----- DATASET ENTRIES
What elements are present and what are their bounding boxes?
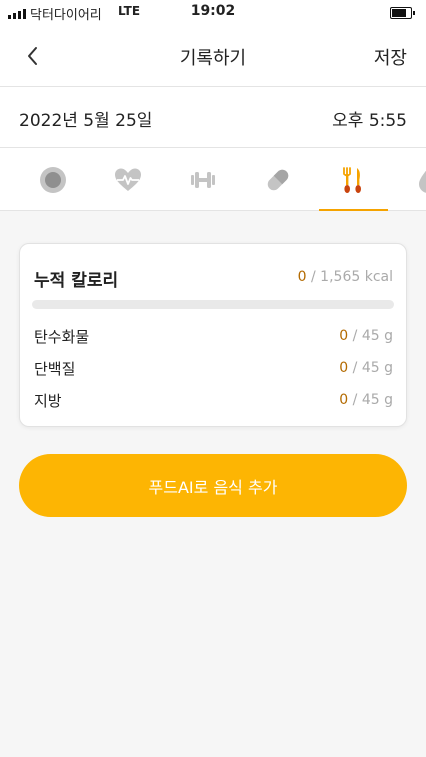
record-date[interactable]: 2022년 5월 25일 — [19, 106, 152, 131]
nutrient-row-fat: 지방 0 / 45 g — [34, 390, 393, 410]
page-title: 기록하기 — [179, 48, 247, 69]
nutrient-row-carbs: 탄수화물 0 / 45 g — [34, 326, 393, 346]
tab-circle[interactable] — [33, 160, 73, 200]
category-tabs — [0, 148, 426, 211]
nutrient-current: 0 — [339, 392, 349, 408]
add-food-ai-button[interactable]: 푸드AI로 음식 추가 — [19, 454, 407, 517]
nutrient-row-protein: 단백질 0 / 45 g — [34, 358, 393, 378]
calorie-summary-card: 누적 칼로리 0 / 1,565 kcal 탄수화물 0 / 45 g 단백질 … — [19, 243, 407, 427]
calorie-total: / 1,565 kcal — [311, 269, 393, 285]
fork-knife-icon — [343, 167, 361, 193]
calorie-title: 누적 칼로리 — [34, 271, 119, 291]
pill-icon — [267, 169, 289, 191]
calorie-current: 0 — [297, 269, 307, 285]
nutrient-value: 0 / 45 g — [339, 328, 393, 344]
nutrient-value: 0 / 45 g — [339, 392, 393, 408]
dumbbell-icon — [191, 172, 215, 188]
nutrient-label: 탄수화물 — [34, 328, 90, 346]
nutrient-current: 0 — [339, 360, 349, 376]
heart-pulse-icon — [115, 168, 141, 191]
nutrient-total: / 45 g — [352, 360, 393, 376]
record-time[interactable]: 오후 5:55 — [332, 106, 407, 131]
droplet-icon — [419, 170, 426, 193]
status-time: 19:02 — [190, 3, 236, 19]
nutrient-total: / 45 g — [352, 392, 393, 408]
calorie-progress-bar — [32, 300, 394, 309]
nav-bar: 기록하기 저장 — [0, 26, 426, 87]
tab-heart[interactable] — [108, 160, 148, 200]
battery-icon — [390, 7, 415, 19]
nutrient-label: 단백질 — [34, 360, 76, 378]
calorie-value: 0 / 1,565 kcal — [298, 269, 393, 285]
tab-medicine[interactable] — [258, 160, 298, 200]
status-bar: 닥터다이어리 LTE 19:02 — [0, 0, 426, 26]
save-button[interactable]: 저장 — [374, 44, 407, 70]
active-tab-indicator — [319, 209, 388, 211]
tab-exercise[interactable] — [183, 160, 223, 200]
tab-water[interactable] — [408, 160, 426, 200]
circle-icon — [40, 167, 66, 193]
nutrient-current: 0 — [339, 328, 349, 344]
nutrient-total: / 45 g — [352, 328, 393, 344]
datetime-row: 2022년 5월 25일 오후 5:55 — [0, 87, 426, 148]
nutrient-value: 0 / 45 g — [339, 360, 393, 376]
nutrient-label: 지방 — [34, 392, 62, 410]
tab-food[interactable] — [333, 160, 373, 200]
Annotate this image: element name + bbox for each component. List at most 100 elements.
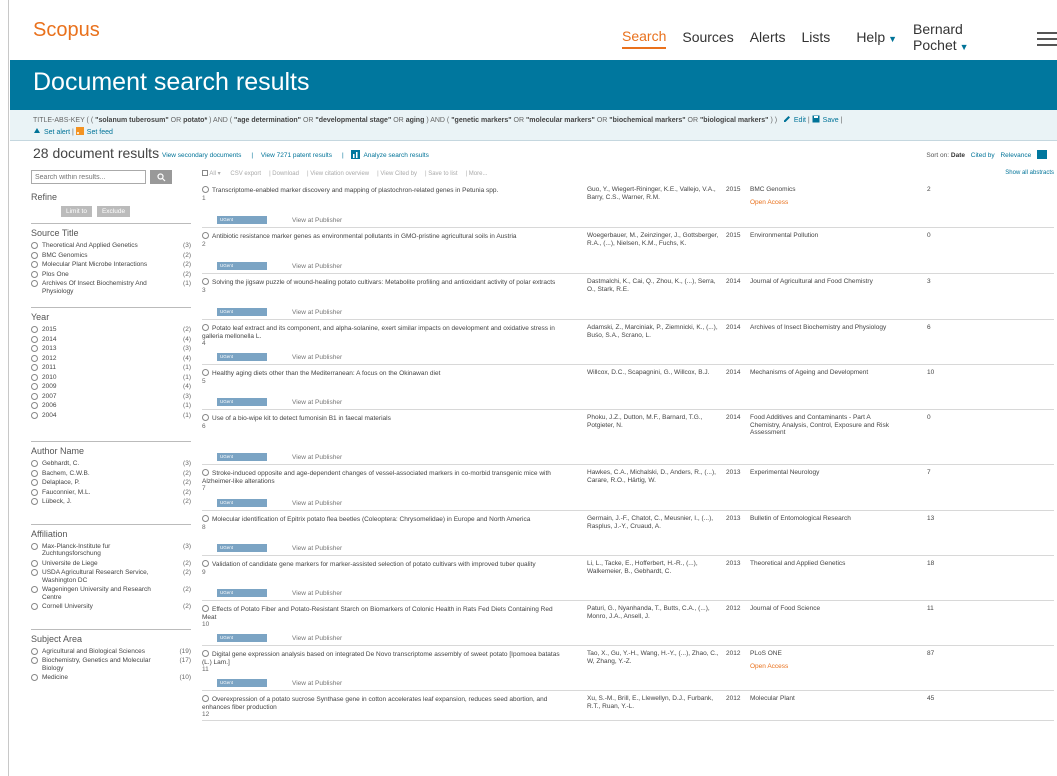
result-checkbox[interactable]	[202, 232, 209, 239]
result-cited-by[interactable]: 0	[927, 414, 931, 421]
facet-row[interactable]: Lübeck, J. (2)	[31, 498, 191, 506]
facet-checkbox[interactable]	[31, 569, 38, 576]
result-authors[interactable]: Tao, X., Gu, Y.-H., Wang, H.-Y., (...), …	[587, 650, 722, 665]
result-source[interactable]: Archives of Insect Biochemistry and Phys…	[750, 324, 900, 332]
facet-checkbox[interactable]	[31, 469, 38, 477]
result-checkbox[interactable]	[202, 186, 209, 193]
sfx-button[interactable]: UGent	[217, 499, 267, 507]
result-checkbox[interactable]	[202, 324, 209, 331]
view-at-publisher-link[interactable]: View at Publisher	[292, 500, 342, 507]
result-source[interactable]: Food Additives and Contaminants - Part A…	[750, 414, 900, 437]
result-title[interactable]: Use of a bio-wipe kit to detect fumonisi…	[202, 414, 562, 430]
view-at-publisher-link[interactable]: View at Publisher	[292, 680, 342, 687]
facet-checkbox[interactable]	[31, 657, 38, 664]
result-source[interactable]: Mechanisms of Ageing and Development	[750, 369, 900, 377]
view-at-publisher-link[interactable]: View at Publisher	[292, 263, 342, 270]
facet-checkbox[interactable]	[31, 479, 38, 486]
facet-checkbox[interactable]	[31, 270, 38, 278]
facet-row[interactable]: 2010 (1)	[31, 373, 191, 382]
result-title[interactable]: Healthy aging diets other than the Medit…	[202, 369, 562, 385]
set-alert-link[interactable]: Set alert	[33, 128, 70, 136]
facet-row[interactable]: Max-Planck-Institute fur Zuchtungsforsch…	[31, 542, 191, 558]
search-within-input[interactable]	[31, 170, 146, 184]
view-at-publisher-link[interactable]: View at Publisher	[292, 399, 342, 406]
result-cited-by[interactable]: 18	[927, 560, 934, 567]
sfx-button[interactable]: UGent	[217, 353, 267, 361]
result-cited-by[interactable]: 45	[927, 695, 934, 702]
result-title[interactable]: Digital gene expression analysis based o…	[202, 650, 562, 674]
facet-row[interactable]: 2015 (2)	[31, 326, 191, 334]
facet-row[interactable]: Bachem, C.W.B. (2)	[31, 469, 191, 478]
sfx-button[interactable]: UGent	[217, 398, 267, 406]
result-cited-by[interactable]: 11	[927, 605, 934, 612]
facet-checkbox[interactable]	[31, 392, 38, 400]
sfx-button[interactable]: UGent	[217, 262, 267, 270]
result-checkbox[interactable]	[202, 469, 209, 476]
view-cited-by-button[interactable]: View Cited by	[380, 171, 417, 177]
facet-checkbox[interactable]	[31, 498, 38, 505]
sfx-button[interactable]: UGent	[217, 453, 267, 461]
result-checkbox[interactable]	[202, 650, 209, 657]
search-within-button[interactable]	[150, 170, 172, 184]
result-authors[interactable]: Phoku, J.Z., Dutton, M.F., Barnard, T.G.…	[587, 414, 722, 429]
facet-row[interactable]: 2004 (1)	[31, 411, 191, 420]
result-source[interactable]: BMC Genomics	[750, 186, 900, 194]
result-source[interactable]: Bulletin of Entomological Research	[750, 515, 900, 523]
facet-checkbox[interactable]	[31, 280, 38, 287]
result-cited-by[interactable]: 2	[927, 186, 931, 193]
facet-checkbox[interactable]	[31, 647, 38, 655]
view-at-publisher-link[interactable]: View at Publisher	[292, 590, 342, 597]
result-authors[interactable]: Li, L., Tacke, E., Hofferbert, H.-R., (.…	[587, 560, 722, 575]
result-cited-by[interactable]: 0	[927, 232, 931, 239]
csv-export-button[interactable]: CSV export	[230, 171, 261, 177]
nav-user[interactable]: Bernard Pochet ▼	[913, 21, 1013, 56]
facet-row[interactable]: 2014 (4)	[31, 335, 191, 344]
facet-row[interactable]: 2013 (3)	[31, 345, 191, 353]
facet-checkbox[interactable]	[31, 335, 38, 343]
result-checkbox[interactable]	[202, 605, 209, 612]
hamburger-menu-icon[interactable]	[1036, 28, 1057, 50]
citation-overview-button[interactable]: View citation overview	[310, 171, 369, 177]
facet-row[interactable]: BMC Genomics (2)	[31, 251, 191, 260]
result-authors[interactable]: Germain, J.-F., Chatot, C., Meusnier, I.…	[587, 515, 722, 530]
sort-relevance[interactable]: Relevance	[1000, 152, 1031, 159]
facet-checkbox[interactable]	[31, 586, 38, 593]
facet-row[interactable]: 2011 (1)	[31, 364, 191, 372]
facet-row[interactable]: Gebhardt, C. (3)	[31, 460, 191, 468]
sfx-button[interactable]: UGent	[217, 589, 267, 597]
result-authors[interactable]: Paturi, G., Nyanhanda, T., Butts, C.A., …	[587, 605, 722, 620]
facet-checkbox[interactable]	[31, 559, 38, 567]
facet-row[interactable]: Cornell University (2)	[31, 603, 191, 611]
scopus-logo[interactable]: Scopus	[33, 19, 100, 42]
result-title[interactable]: Molecular identification of Epitrix pota…	[202, 515, 562, 531]
result-source[interactable]: Molecular Plant	[750, 695, 900, 703]
sort-date[interactable]: Date	[951, 152, 965, 159]
facet-checkbox[interactable]	[31, 251, 38, 259]
result-title[interactable]: Validation of candidate gene markers for…	[202, 560, 562, 576]
facet-checkbox[interactable]	[31, 674, 38, 681]
facet-checkbox[interactable]	[31, 383, 38, 390]
view-at-publisher-link[interactable]: View at Publisher	[292, 635, 342, 642]
result-title[interactable]: Solving the jigsaw puzzle of wound-heali…	[202, 278, 562, 294]
result-authors[interactable]: Dastmalchi, K., Cai, Q., Zhou, K., (...)…	[587, 278, 722, 293]
view-at-publisher-link[interactable]: View at Publisher	[292, 545, 342, 552]
sort-cited-by[interactable]: Cited by	[971, 152, 995, 159]
result-source[interactable]: Journal of Food Science	[750, 605, 900, 613]
result-source[interactable]: PLoS ONE	[750, 650, 900, 658]
facet-checkbox[interactable]	[31, 345, 38, 352]
facet-row[interactable]: 2012 (4)	[31, 354, 191, 363]
result-checkbox[interactable]	[202, 278, 209, 285]
result-checkbox[interactable]	[202, 515, 209, 522]
facet-row[interactable]: Archives Of Insect Biochemistry And Phys…	[31, 280, 191, 295]
facet-row[interactable]: Medicine (10)	[31, 674, 191, 682]
facet-row[interactable]: Wageningen University and Research Centr…	[31, 586, 191, 601]
exclude-button[interactable]: Exclude	[96, 206, 131, 217]
set-feed-link[interactable]: Set feed	[75, 127, 113, 136]
sfx-button[interactable]: UGent	[217, 544, 267, 552]
result-title[interactable]: Antibiotic resistance marker genes as en…	[202, 232, 562, 248]
result-authors[interactable]: Xu, S.-M., Brill, E., Llewellyn, D.J., F…	[587, 695, 722, 710]
result-title[interactable]: Transcriptome-enabled marker discovery a…	[202, 186, 562, 202]
facet-row[interactable]: Plos One (2)	[31, 270, 191, 279]
sort-direction-icon[interactable]	[1037, 150, 1047, 159]
nav-alerts[interactable]: Alerts	[750, 29, 786, 48]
----------
TASK DIRECTIONS: Using the word "current" as the filter, copy each matching line from the material.

TASK RESULT:
nutrient-current: 0 — [339, 392, 349, 408]
calorie-current: 0 — [297, 269, 307, 285]
nutrient-current: 0 — [339, 360, 349, 376]
nutrient-current: 0 — [339, 328, 349, 344]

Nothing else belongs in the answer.